- **Data**:
┌──

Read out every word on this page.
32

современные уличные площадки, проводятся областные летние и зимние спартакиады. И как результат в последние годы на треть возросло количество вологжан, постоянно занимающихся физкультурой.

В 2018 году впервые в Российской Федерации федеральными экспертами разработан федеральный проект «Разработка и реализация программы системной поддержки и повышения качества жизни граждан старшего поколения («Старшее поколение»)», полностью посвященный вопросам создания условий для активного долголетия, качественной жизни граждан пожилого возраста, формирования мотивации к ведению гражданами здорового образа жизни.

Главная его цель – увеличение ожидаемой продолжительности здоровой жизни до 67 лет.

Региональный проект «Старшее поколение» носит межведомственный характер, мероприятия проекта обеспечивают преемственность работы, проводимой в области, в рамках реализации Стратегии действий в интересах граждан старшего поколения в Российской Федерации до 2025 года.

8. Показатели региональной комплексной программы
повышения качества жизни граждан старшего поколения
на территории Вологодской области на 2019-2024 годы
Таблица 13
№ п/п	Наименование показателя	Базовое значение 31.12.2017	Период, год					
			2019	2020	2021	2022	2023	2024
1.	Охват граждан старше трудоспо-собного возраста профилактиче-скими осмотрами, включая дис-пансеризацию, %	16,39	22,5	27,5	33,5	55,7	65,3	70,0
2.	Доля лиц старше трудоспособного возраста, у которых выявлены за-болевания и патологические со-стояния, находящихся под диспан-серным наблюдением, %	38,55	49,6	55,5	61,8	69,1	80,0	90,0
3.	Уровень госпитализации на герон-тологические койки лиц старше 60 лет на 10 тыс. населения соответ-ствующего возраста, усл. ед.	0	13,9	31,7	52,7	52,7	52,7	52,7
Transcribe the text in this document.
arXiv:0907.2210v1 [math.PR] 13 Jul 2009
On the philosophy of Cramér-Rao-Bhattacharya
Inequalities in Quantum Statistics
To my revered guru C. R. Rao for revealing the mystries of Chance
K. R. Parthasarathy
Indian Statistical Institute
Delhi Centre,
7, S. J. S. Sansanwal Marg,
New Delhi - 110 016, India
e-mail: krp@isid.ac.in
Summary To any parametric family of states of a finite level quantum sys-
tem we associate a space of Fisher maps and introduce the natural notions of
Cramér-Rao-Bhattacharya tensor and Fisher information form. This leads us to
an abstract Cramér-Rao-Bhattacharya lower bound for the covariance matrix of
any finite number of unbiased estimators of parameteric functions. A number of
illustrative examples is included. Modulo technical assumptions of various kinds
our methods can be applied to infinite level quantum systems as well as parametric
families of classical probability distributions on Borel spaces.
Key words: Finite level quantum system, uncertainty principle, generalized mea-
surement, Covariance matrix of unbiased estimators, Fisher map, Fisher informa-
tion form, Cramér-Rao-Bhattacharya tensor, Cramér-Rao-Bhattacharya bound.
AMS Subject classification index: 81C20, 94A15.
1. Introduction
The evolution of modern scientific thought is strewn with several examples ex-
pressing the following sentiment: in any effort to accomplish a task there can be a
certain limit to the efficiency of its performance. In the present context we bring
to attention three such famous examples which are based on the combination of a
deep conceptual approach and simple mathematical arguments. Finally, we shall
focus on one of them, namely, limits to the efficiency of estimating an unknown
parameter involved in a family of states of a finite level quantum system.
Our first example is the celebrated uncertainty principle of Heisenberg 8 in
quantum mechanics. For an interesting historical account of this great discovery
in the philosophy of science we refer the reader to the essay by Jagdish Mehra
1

└──

- **Exercise prompt**:
Type the whole listing again, unaltered.

- **Full response**:
Read out every word on this page.
32

современные уличные площадки, проводятся областные летние и зимние спартакиады. И как результат в последние годы на треть возросло количество вологжан, постоянно занимающихся физкультурой.

В 2018 году впервые в Российской Федерации федеральными экспертами разработан федеральный проект «Разработка и реализация программы системной поддержки и повышения качества жизни граждан старшего поколения («Старшее поколение»)», полностью посвященный вопросам создания условий для активного долголетия, качественной жизни граждан пожилого возраста, формирования мотивации к ведению гражданами здорового образа жизни.

Главная его цель – увеличение ожидаемой продолжительности здоровой жизни до 67 лет.

Региональный проект «Старшее поколение» носит межведомственный характер, мероприятия проекта обеспечивают преемственность работы, проводимой в области, в рамках реализации Стратегии действий в интересах граждан старшего поколения в Российской Федерации до 2025 года.

8. Показатели региональной комплексной программы
повышения качества жизни граждан старшего поколения
на территории Вологодской области на 2019-2024 годы
Таблица 13
№ п/п	Наименование показателя	Базовое значение 31.12.2017	Период, год					
			2019	2020	2021	2022	2023	2024
1.	Охват граждан старше трудоспо-собного возраста профилактиче-скими осмотрами, включая дис-пансеризацию, %	16,39	22,5	27,5	33,5	55,7	65,3	70,0
2.	Доля лиц старше трудоспособного возраста, у которых выявлены за-болевания и патологические со-стояния, находящихся под диспан-серным наблюдением, %	38,55	49,6	55,5	61,8	69,1	80,0	90,0
3.	Уровень госпитализации на герон-тологические койки лиц старше 60 лет на 10 тыс. населения соответ-ствующего возраста, усл. ед.	0	13,9	31,7	52,7	52,7	52,7	52,7
Transcribe the text in this document.
arXiv:0907.2210v1 [math.PR] 13 Jul 2009
On the philosophy of Cramér-Rao-Bhattacharya
Inequalities in Quantum Statistics
To my revered guru C. R. Rao for revealing the mystries of Chance
K. R. Parthasarathy
Indian Statistical Institute
Delhi Centre,
7, S. J. S. Sansanwal Marg,
New Delhi - 110 016, India
e-mail: krp@isid.ac.in
Summary To any parametric family of states of a finite level quantum sys-
tem we associate a space of Fisher maps and introduce the natural notions of
Cramér-Rao-Bhattacharya tensor and Fisher information form. This leads us to
an abstract Cramér-Rao-Bhattacharya lower bound for the covariance matrix of
any finite number of unbiased estimators of parameteric functions. A number of
illustrative examples is included. Modulo technical assumptions of various kinds
our methods can be applied to infinite level quantum systems as well as parametric
families of classical probability distributions on Borel spaces.
Key words: Finite level quantum system, uncertainty principle, generalized mea-
surement, Covariance matrix of unbiased estimators, Fisher map, Fisher informa-
tion form, Cramér-Rao-Bhattacharya tensor, Cramér-Rao-Bhattacharya bound.
AMS Subject classification index: 81C20, 94A15.
1. Introduction
The evolution of modern scientific thought is strewn with several examples ex-
pressing the following sentiment: in any effort to accomplish a task there can be a
certain limit to the efficiency of its performance. In the present context we bring
to attention three such famous examples which are based on the combination of a
deep conceptual approach and simple mathematical arguments. Finally, we shall
focus on one of them, namely, limits to the efficiency of estimating an unknown
parameter involved in a family of states of a finite level quantum system.
Our first example is the celebrated uncertainty principle of Heisenberg 8 in
quantum mechanics. For an interesting historical account of this great discovery
in the philosophy of science we refer the reader to the essay by Jagdish Mehra
1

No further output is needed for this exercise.